SET PROBLEM
Scan the lines below for the string "金地集团" and copy every one that has it.

Dataset records
* * * *
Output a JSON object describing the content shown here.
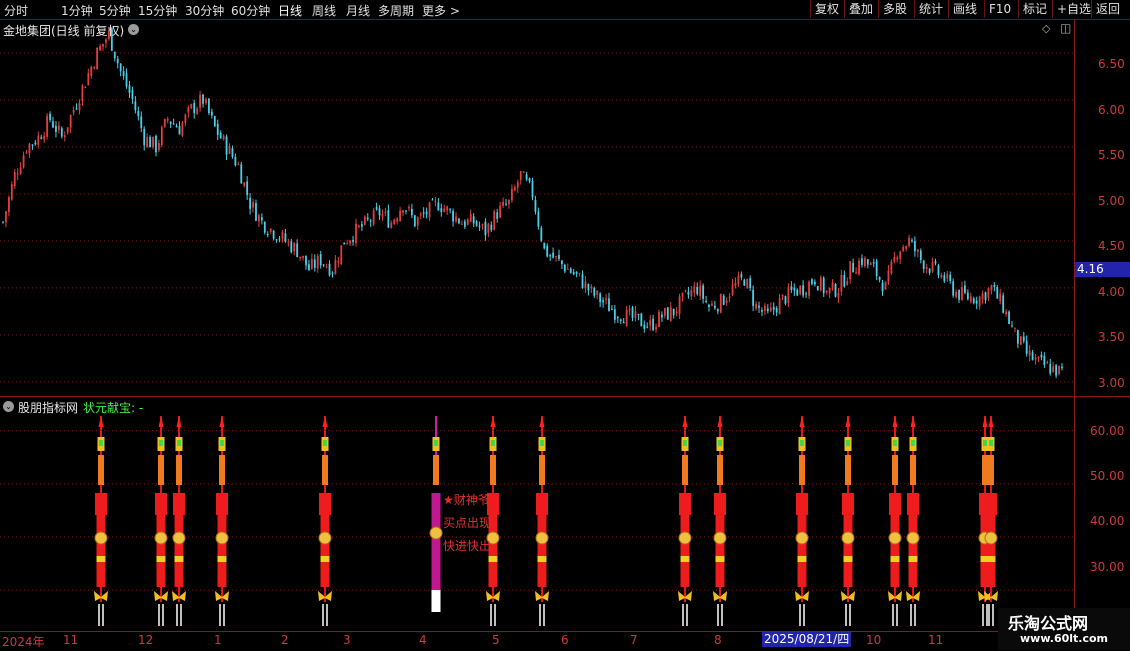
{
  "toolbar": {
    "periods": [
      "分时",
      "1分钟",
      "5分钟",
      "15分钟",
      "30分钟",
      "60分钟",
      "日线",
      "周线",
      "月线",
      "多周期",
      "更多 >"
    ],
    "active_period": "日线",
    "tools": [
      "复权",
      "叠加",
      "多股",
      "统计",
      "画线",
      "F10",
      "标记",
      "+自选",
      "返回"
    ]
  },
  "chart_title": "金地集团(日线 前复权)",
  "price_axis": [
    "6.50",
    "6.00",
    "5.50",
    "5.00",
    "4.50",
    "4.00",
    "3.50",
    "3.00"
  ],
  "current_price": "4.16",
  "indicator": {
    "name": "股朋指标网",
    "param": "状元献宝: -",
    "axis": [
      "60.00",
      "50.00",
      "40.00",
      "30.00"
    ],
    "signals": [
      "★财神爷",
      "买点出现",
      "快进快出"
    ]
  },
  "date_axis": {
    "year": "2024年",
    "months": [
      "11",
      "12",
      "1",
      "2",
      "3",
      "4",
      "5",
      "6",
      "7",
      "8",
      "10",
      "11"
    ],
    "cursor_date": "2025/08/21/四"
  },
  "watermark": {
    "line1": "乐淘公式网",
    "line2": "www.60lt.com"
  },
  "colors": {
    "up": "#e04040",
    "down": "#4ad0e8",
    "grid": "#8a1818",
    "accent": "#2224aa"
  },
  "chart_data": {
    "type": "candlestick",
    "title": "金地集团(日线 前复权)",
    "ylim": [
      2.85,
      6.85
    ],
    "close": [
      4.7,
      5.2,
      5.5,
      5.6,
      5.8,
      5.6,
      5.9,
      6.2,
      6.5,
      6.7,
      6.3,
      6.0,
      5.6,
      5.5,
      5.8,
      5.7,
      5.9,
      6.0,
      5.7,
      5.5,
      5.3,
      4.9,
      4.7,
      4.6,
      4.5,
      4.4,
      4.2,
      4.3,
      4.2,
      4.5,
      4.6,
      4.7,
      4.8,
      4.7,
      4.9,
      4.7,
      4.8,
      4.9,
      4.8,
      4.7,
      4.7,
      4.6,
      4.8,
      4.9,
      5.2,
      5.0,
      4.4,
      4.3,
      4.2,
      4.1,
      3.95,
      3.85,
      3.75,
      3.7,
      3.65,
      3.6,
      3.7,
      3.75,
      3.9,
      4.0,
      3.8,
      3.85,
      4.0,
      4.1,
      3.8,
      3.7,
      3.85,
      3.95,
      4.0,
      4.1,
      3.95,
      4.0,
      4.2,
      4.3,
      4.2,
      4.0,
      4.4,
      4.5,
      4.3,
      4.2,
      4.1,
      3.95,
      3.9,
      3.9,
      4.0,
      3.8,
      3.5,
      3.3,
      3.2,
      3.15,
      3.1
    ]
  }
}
* * * *
RESULT FOR THIS TASK
  "chart_title": "金地集团(日线 前复权)",
    "title": "金地集团(日线 前复权)",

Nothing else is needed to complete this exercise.